= EXERCISE BRIEF =
Write the material out again, line by line, exactly as it is.

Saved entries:
================

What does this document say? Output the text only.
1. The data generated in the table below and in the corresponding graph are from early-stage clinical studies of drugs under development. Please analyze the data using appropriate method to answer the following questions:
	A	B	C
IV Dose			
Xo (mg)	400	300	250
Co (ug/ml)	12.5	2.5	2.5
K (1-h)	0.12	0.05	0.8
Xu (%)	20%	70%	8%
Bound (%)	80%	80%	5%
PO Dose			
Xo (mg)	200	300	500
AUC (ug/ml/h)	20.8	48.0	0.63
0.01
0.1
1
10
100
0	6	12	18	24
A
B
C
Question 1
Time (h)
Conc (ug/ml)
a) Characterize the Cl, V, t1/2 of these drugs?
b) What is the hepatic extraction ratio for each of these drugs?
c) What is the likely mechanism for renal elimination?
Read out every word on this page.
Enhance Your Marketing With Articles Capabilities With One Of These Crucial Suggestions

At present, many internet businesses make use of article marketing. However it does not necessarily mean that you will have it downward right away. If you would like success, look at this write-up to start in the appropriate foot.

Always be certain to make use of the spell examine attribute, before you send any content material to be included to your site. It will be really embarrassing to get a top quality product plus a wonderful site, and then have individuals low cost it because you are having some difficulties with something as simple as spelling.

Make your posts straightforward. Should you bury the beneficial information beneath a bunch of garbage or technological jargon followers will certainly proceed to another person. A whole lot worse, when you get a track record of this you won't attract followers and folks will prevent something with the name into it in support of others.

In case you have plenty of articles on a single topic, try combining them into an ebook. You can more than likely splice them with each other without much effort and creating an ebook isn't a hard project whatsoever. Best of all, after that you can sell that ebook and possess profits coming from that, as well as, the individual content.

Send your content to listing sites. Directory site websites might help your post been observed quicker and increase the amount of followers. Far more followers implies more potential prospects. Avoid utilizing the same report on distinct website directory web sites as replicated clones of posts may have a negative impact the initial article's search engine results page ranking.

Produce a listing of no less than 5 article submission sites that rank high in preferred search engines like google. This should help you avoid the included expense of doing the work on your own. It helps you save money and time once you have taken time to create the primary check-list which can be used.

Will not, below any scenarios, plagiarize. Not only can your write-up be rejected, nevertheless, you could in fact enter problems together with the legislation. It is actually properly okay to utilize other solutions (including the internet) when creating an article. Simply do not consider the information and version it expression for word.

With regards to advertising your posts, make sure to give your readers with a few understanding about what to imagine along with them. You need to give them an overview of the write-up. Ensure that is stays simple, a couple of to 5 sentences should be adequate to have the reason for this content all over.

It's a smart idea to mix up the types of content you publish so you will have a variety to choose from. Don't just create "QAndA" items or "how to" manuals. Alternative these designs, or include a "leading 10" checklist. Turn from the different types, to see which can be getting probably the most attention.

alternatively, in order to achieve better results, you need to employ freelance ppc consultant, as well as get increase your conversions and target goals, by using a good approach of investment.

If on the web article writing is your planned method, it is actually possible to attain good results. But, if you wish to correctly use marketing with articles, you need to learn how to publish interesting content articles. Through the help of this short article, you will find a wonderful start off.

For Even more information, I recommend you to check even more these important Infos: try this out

================

= EXERCISE SOLUTION =
What does this document say? Output the text only.
1. The data generated in the table below and in the corresponding graph are from early-stage clinical studies of drugs under development. Please analyze the data using appropriate method to answer the following questions:
	A	B	C
IV Dose			
Xo (mg)	400	300	250
Co (ug/ml)	12.5	2.5	2.5
K (1-h)	0.12	0.05	0.8
Xu (%)	20%	70%	8%
Bound (%)	80%	80%	5%
PO Dose			
Xo (mg)	200	300	500
AUC (ug/ml/h)	20.8	48.0	0.63
0.01
0.1
1
10
100
0	6	12	18	24
A
B
C
Question 1
Time (h)
Conc (ug/ml)
a) Characterize the Cl, V, t1/2 of these drugs?
b) What is the hepatic extraction ratio for each of these drugs?
c) What is the likely mechanism for renal elimination?
Read out every word on this page.
Enhance Your Marketing With Articles Capabilities With One Of These Crucial Suggestions

At present, many internet businesses make use of article marketing. However it does not necessarily mean that you will have it downward right away. If you would like success, look at this write-up to start in the appropriate foot.

Always be certain to make use of the spell examine attribute, before you send any content material to be included to your site. It will be really embarrassing to get a top quality product plus a wonderful site, and then have individuals low cost it because you are having some difficulties with something as simple as spelling.

Make your posts straightforward. Should you bury the beneficial information beneath a bunch of garbage or technological jargon followers will certainly proceed to another person. A whole lot worse, when you get a track record of this you won't attract followers and folks will prevent something with the name into it in support of others.

In case you have plenty of articles on a single topic, try combining them into an ebook. You can more than likely splice them with each other without much effort and creating an ebook isn't a hard project whatsoever. Best of all, after that you can sell that ebook and possess profits coming from that, as well as, the individual content.

Send your content to listing sites. Directory site websites might help your post been observed quicker and increase the amount of followers. Far more followers implies more potential prospects. Avoid utilizing the same report on distinct website directory web sites as replicated clones of posts may have a negative impact the initial article's search engine results page ranking.

Produce a listing of no less than 5 article submission sites that rank high in preferred search engines like google. This should help you avoid the included expense of doing the work on your own. It helps you save money and time once you have taken time to create the primary check-list which can be used.

Will not, below any scenarios, plagiarize. Not only can your write-up be rejected, nevertheless, you could in fact enter problems together with the legislation. It is actually properly okay to utilize other solutions (including the internet) when creating an article. Simply do not consider the information and version it expression for word.

With regards to advertising your posts, make sure to give your readers with a few understanding about what to imagine along with them. You need to give them an overview of the write-up. Ensure that is stays simple, a couple of to 5 sentences should be adequate to have the reason for this content all over.

It's a smart idea to mix up the types of content you publish so you will have a variety to choose from. Don't just create "QAndA" items or "how to" manuals. Alternative these designs, or include a "leading 10" checklist. Turn from the different types, to see which can be getting probably the most attention.

alternatively, in order to achieve better results, you need to employ freelance ppc consultant, as well as get increase your conversions and target goals, by using a good approach of investment.

If on the web article writing is your planned method, it is actually possible to attain good results. But, if you wish to correctly use marketing with articles, you need to learn how to publish interesting content articles. Through the help of this short article, you will find a wonderful start off.

For Even more information, I recommend you to check even more these important Infos: try this out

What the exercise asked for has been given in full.